Count lines, not occurrences: give the number of lines holding the word "dello", and nothing besides.

-- BEGIN Excerpted records --

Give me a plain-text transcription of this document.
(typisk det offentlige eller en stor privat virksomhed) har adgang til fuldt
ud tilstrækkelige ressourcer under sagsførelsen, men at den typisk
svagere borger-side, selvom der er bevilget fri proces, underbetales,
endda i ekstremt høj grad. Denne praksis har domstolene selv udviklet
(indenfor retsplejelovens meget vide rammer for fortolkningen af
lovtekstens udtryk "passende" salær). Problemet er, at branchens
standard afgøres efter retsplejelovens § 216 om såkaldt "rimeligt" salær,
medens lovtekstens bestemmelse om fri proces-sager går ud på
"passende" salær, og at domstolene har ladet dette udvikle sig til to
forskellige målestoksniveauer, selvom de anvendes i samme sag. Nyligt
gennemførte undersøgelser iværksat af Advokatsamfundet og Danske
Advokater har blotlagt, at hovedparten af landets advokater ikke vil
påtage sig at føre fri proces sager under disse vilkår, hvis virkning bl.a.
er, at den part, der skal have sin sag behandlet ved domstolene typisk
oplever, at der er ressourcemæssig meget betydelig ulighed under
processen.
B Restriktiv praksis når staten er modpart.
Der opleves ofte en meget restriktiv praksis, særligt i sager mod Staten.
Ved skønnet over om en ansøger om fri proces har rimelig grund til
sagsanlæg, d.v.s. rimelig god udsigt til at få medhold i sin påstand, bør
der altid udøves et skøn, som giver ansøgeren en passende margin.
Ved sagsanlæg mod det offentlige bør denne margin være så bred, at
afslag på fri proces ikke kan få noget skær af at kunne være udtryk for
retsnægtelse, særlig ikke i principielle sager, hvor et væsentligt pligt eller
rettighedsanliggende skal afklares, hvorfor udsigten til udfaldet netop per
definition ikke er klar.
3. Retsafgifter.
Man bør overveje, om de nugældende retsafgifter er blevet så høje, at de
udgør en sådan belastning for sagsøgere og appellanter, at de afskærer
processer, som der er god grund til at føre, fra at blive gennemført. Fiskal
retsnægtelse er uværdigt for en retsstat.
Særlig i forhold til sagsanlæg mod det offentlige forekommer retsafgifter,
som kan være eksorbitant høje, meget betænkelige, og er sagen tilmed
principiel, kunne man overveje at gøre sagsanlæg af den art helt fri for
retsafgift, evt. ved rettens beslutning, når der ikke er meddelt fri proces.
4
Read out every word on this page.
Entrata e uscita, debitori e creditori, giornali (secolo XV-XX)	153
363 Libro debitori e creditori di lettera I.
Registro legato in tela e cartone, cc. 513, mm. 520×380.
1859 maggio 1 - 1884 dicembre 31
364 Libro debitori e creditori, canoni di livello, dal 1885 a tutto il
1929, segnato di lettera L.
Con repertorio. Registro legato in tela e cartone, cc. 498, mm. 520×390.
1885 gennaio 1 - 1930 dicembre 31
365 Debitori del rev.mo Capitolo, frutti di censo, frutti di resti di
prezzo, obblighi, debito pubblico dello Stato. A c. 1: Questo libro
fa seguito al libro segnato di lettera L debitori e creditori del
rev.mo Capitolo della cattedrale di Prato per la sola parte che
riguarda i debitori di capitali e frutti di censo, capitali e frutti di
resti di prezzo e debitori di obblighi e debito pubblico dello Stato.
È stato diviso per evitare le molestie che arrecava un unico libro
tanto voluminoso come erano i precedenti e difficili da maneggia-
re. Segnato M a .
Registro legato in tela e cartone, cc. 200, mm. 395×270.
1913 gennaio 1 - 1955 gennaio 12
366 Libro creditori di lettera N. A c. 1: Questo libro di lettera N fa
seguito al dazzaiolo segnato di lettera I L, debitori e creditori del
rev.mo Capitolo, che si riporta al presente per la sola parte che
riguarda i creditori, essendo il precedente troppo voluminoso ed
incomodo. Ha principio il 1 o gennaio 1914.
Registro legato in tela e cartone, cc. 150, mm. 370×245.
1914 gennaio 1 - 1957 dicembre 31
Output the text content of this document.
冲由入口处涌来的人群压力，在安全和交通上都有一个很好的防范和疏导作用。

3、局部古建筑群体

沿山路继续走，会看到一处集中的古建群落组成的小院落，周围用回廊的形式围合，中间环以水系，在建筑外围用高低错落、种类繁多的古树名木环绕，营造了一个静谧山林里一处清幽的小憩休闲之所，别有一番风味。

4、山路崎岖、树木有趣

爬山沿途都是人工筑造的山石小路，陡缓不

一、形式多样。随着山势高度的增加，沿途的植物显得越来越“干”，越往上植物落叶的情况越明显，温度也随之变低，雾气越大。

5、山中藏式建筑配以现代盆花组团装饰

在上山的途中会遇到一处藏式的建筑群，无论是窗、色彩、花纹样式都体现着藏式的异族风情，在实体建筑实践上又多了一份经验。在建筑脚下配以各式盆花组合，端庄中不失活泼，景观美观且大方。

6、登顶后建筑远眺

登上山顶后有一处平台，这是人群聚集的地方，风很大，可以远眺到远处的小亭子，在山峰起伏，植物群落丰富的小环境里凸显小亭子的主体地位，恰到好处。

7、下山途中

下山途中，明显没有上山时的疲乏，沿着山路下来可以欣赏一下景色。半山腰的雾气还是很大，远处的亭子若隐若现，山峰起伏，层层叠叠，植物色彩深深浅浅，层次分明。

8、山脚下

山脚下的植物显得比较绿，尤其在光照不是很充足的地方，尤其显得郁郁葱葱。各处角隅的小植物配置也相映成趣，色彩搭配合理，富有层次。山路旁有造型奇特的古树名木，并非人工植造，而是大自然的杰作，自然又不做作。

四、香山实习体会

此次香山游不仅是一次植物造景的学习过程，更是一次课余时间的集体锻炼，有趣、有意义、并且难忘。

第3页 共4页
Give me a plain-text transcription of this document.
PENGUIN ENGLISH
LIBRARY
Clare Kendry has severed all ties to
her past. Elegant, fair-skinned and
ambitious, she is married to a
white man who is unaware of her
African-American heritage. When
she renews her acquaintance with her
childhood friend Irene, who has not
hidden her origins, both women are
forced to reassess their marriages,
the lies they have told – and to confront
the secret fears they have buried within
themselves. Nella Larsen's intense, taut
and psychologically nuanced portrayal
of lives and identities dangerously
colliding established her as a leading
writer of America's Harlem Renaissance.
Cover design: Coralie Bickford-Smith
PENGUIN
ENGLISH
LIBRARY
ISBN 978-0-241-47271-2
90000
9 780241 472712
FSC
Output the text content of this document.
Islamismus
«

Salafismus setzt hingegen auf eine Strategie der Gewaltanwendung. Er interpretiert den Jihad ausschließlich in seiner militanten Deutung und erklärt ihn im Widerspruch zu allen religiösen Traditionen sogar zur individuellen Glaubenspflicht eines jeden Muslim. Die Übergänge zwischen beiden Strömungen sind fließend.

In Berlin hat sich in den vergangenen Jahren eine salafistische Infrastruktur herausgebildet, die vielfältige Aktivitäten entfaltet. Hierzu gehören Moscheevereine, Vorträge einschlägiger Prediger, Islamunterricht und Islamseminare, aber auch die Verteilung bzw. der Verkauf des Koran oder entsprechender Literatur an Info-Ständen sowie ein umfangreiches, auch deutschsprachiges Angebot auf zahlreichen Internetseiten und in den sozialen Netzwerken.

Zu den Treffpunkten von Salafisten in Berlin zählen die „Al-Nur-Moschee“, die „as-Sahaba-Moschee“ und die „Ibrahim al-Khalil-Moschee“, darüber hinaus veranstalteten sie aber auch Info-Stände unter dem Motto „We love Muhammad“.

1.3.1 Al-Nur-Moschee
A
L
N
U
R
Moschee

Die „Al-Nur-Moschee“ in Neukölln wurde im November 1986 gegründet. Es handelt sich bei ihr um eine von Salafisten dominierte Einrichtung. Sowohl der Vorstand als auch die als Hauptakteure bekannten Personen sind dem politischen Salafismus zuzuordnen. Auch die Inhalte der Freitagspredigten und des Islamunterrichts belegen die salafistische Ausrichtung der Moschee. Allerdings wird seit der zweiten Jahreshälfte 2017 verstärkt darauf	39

-- END Excerpted records --

**Solution for this problem:**
2